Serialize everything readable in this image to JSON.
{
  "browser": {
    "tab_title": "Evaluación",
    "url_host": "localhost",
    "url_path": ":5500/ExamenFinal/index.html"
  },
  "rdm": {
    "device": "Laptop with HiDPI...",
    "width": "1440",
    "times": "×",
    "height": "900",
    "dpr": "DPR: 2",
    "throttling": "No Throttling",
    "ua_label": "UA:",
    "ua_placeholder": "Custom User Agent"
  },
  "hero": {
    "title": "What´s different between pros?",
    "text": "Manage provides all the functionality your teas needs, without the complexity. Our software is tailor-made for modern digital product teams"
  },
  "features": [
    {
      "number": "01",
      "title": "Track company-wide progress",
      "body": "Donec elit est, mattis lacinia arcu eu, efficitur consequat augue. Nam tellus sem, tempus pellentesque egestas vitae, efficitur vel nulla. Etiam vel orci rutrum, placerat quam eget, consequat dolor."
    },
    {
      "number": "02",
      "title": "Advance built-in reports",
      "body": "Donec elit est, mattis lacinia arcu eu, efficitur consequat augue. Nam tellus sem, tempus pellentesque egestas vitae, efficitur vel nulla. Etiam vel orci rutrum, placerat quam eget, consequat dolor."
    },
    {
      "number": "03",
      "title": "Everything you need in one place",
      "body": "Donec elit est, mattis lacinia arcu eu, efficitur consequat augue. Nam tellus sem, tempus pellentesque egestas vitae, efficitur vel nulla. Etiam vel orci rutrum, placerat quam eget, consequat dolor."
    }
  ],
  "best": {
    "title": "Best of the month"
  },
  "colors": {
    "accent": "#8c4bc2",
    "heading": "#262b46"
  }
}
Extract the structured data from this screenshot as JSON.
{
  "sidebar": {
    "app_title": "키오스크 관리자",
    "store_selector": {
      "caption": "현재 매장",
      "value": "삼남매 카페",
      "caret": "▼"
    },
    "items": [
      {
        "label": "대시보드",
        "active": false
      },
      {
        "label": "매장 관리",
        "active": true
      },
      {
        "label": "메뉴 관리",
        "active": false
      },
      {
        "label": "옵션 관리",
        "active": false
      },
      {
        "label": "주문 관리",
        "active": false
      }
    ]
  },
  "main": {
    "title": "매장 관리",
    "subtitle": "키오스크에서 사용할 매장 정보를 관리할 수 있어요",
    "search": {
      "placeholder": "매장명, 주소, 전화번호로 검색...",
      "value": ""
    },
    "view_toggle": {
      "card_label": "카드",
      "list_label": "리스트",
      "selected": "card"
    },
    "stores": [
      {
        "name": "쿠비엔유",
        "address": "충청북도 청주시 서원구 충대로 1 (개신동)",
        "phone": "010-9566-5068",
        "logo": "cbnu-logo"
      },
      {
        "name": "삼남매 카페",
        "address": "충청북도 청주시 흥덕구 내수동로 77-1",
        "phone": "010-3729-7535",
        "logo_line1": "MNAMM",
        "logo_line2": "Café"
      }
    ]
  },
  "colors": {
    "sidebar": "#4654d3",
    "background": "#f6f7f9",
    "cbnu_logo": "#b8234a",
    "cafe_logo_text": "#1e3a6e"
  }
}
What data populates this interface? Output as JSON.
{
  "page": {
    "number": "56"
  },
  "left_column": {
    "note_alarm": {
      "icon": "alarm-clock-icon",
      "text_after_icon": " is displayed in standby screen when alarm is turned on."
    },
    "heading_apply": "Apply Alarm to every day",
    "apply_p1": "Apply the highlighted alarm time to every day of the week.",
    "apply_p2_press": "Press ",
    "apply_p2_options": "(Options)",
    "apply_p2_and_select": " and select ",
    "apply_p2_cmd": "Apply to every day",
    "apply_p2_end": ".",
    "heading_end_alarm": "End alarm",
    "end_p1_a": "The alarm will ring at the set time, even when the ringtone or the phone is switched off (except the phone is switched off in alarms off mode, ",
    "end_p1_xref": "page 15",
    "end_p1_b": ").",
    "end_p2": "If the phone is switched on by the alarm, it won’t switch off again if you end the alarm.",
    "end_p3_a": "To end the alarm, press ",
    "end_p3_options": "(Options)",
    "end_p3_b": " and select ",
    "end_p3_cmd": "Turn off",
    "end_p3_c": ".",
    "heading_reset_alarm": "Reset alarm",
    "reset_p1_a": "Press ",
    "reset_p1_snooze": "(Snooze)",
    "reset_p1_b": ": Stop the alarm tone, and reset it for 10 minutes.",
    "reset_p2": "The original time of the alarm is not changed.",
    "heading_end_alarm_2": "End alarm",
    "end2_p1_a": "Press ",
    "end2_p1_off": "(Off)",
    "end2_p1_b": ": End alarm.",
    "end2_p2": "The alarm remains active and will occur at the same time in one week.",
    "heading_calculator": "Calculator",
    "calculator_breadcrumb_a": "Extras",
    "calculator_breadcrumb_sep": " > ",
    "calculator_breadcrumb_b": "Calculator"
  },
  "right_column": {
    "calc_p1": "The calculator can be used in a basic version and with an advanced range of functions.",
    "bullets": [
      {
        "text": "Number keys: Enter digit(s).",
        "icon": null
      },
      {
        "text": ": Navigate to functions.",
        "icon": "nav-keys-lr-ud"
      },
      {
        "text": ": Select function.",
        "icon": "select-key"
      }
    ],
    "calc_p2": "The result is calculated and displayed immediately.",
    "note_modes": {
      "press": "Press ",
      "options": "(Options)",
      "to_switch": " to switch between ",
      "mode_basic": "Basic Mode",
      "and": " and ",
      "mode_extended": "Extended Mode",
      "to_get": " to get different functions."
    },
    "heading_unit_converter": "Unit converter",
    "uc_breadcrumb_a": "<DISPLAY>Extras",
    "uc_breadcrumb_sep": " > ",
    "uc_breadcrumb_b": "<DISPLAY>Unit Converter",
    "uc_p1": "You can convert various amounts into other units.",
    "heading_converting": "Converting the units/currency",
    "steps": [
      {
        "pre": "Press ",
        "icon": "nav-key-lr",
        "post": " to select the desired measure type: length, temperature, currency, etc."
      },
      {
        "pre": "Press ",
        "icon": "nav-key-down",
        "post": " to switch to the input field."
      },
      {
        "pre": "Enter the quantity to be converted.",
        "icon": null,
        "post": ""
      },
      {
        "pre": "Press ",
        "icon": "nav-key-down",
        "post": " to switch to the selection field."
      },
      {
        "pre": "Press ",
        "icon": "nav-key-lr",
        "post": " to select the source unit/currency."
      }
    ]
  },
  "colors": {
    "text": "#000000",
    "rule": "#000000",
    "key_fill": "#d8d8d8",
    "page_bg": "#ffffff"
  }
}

::::

» EXERCISE REQUIREMENTS
Type the material above out again, exactly.

» SOLUTION FOR THIS EXERCISE
Serialize everything readable in this image to JSON.
{
  "browser": {
    "tab_title": "Evaluación",
    "url_host": "localhost",
    "url_path": ":5500/ExamenFinal/index.html"
  },
  "rdm": {
    "device": "Laptop with HiDPI...",
    "width": "1440",
    "times": "×",
    "height": "900",
    "dpr": "DPR: 2",
    "throttling": "No Throttling",
    "ua_label": "UA:",
    "ua_placeholder": "Custom User Agent"
  },
  "hero": {
    "title": "What´s different between pros?",
    "text": "Manage provides all the functionality your teas needs, without the complexity. Our software is tailor-made for modern digital product teams"
  },
  "features": [
    {
      "number": "01",
      "title": "Track company-wide progress",
      "body": "Donec elit est, mattis lacinia arcu eu, efficitur consequat augue. Nam tellus sem, tempus pellentesque egestas vitae, efficitur vel nulla. Etiam vel orci rutrum, placerat quam eget, consequat dolor."
    },
    {
      "number": "02",
      "title": "Advance built-in reports",
      "body": "Donec elit est, mattis lacinia arcu eu, efficitur consequat augue. Nam tellus sem, tempus pellentesque egestas vitae, efficitur vel nulla. Etiam vel orci rutrum, placerat quam eget, consequat dolor."
    },
    {
      "number": "03",
      "title": "Everything you need in one place",
      "body": "Donec elit est, mattis lacinia arcu eu, efficitur consequat augue. Nam tellus sem, tempus pellentesque egestas vitae, efficitur vel nulla. Etiam vel orci rutrum, placerat quam eget, consequat dolor."
    }
  ],
  "best": {
    "title": "Best of the month"
  },
  "colors": {
    "accent": "#8c4bc2",
    "heading": "#262b46"
  }
}
Extract the structured data from this screenshot as JSON.
{
  "sidebar": {
    "app_title": "키오스크 관리자",
    "store_selector": {
      "caption": "현재 매장",
      "value": "삼남매 카페",
      "caret": "▼"
    },
    "items": [
      {
        "label": "대시보드",
        "active": false
      },
      {
        "label": "매장 관리",
        "active": true
      },
      {
        "label": "메뉴 관리",
        "active": false
      },
      {
        "label": "옵션 관리",
        "active": false
      },
      {
        "label": "주문 관리",
        "active": false
      }
    ]
  },
  "main": {
    "title": "매장 관리",
    "subtitle": "키오스크에서 사용할 매장 정보를 관리할 수 있어요",
    "search": {
      "placeholder": "매장명, 주소, 전화번호로 검색...",
      "value": ""
    },
    "view_toggle": {
      "card_label": "카드",
      "list_label": "리스트",
      "selected": "card"
    },
    "stores": [
      {
        "name": "쿠비엔유",
        "address": "충청북도 청주시 서원구 충대로 1 (개신동)",
        "phone": "010-9566-5068",
        "logo": "cbnu-logo"
      },
      {
        "name": "삼남매 카페",
        "address": "충청북도 청주시 흥덕구 내수동로 77-1",
        "phone": "010-3729-7535",
        "logo_line1": "MNAMM",
        "logo_line2": "Café"
      }
    ]
  },
  "colors": {
    "sidebar": "#4654d3",
    "background": "#f6f7f9",
    "cbnu_logo": "#b8234a",
    "cafe_logo_text": "#1e3a6e"
  }
}
What data populates this interface? Output as JSON.
{
  "page": {
    "number": "56"
  },
  "left_column": {
    "note_alarm": {
      "icon": "alarm-clock-icon",
      "text_after_icon": " is displayed in standby screen when alarm is turned on."
    },
    "heading_apply": "Apply Alarm to every day",
    "apply_p1": "Apply the highlighted alarm time to every day of the week.",
    "apply_p2_press": "Press ",
    "apply_p2_options": "(Options)",
    "apply_p2_and_select": " and select ",
    "apply_p2_cmd": "Apply to every day",
    "apply_p2_end": ".",
    "heading_end_alarm": "End alarm",
    "end_p1_a": "The alarm will ring at the set time, even when the ringtone or the phone is switched off (except the phone is switched off in alarms off mode, ",
    "end_p1_xref": "page 15",
    "end_p1_b": ").",
    "end_p2": "If the phone is switched on by the alarm, it won’t switch off again if you end the alarm.",
    "end_p3_a": "To end the alarm, press ",
    "end_p3_options": "(Options)",
    "end_p3_b": " and select ",
    "end_p3_cmd": "Turn off",
    "end_p3_c": ".",
    "heading_reset_alarm": "Reset alarm",
    "reset_p1_a": "Press ",
    "reset_p1_snooze": "(Snooze)",
    "reset_p1_b": ": Stop the alarm tone, and reset it for 10 minutes.",
    "reset_p2": "The original time of the alarm is not changed.",
    "heading_end_alarm_2": "End alarm",
    "end2_p1_a": "Press ",
    "end2_p1_off": "(Off)",
    "end2_p1_b": ": End alarm.",
    "end2_p2": "The alarm remains active and will occur at the same time in one week.",
    "heading_calculator": "Calculator",
    "calculator_breadcrumb_a": "Extras",
    "calculator_breadcrumb_sep": " > ",
    "calculator_breadcrumb_b": "Calculator"
  },
  "right_column": {
    "calc_p1": "The calculator can be used in a basic version and with an advanced range of functions.",
    "bullets": [
      {
        "text": "Number keys: Enter digit(s).",
        "icon": null
      },
      {
        "text": ": Navigate to functions.",
        "icon": "nav-keys-lr-ud"
      },
      {
        "text": ": Select function.",
        "icon": "select-key"
      }
    ],
    "calc_p2": "The result is calculated and displayed immediately.",
    "note_modes": {
      "press": "Press ",
      "options": "(Options)",
      "to_switch": " to switch between ",
      "mode_basic": "Basic Mode",
      "and": " and ",
      "mode_extended": "Extended Mode",
      "to_get": " to get different functions."
    },
    "heading_unit_converter": "Unit converter",
    "uc_breadcrumb_a": "<DISPLAY>Extras",
    "uc_breadcrumb_sep": " > ",
    "uc_breadcrumb_b": "<DISPLAY>Unit Converter",
    "uc_p1": "You can convert various amounts into other units.",
    "heading_converting": "Converting the units/currency",
    "steps": [
      {
        "pre": "Press ",
        "icon": "nav-key-lr",
        "post": " to select the desired measure type: length, temperature, currency, etc."
      },
      {
        "pre": "Press ",
        "icon": "nav-key-down",
        "post": " to switch to the input field."
      },
      {
        "pre": "Enter the quantity to be converted.",
        "icon": null,
        "post": ""
      },
      {
        "pre": "Press ",
        "icon": "nav-key-down",
        "post": " to switch to the selection field."
      },
      {
        "pre": "Press ",
        "icon": "nav-key-lr",
        "post": " to select the source unit/currency."
      }
    ]
  },
  "colors": {
    "text": "#000000",
    "rule": "#000000",
    "key_fill": "#d8d8d8",
    "page_bg": "#ffffff"
  }
}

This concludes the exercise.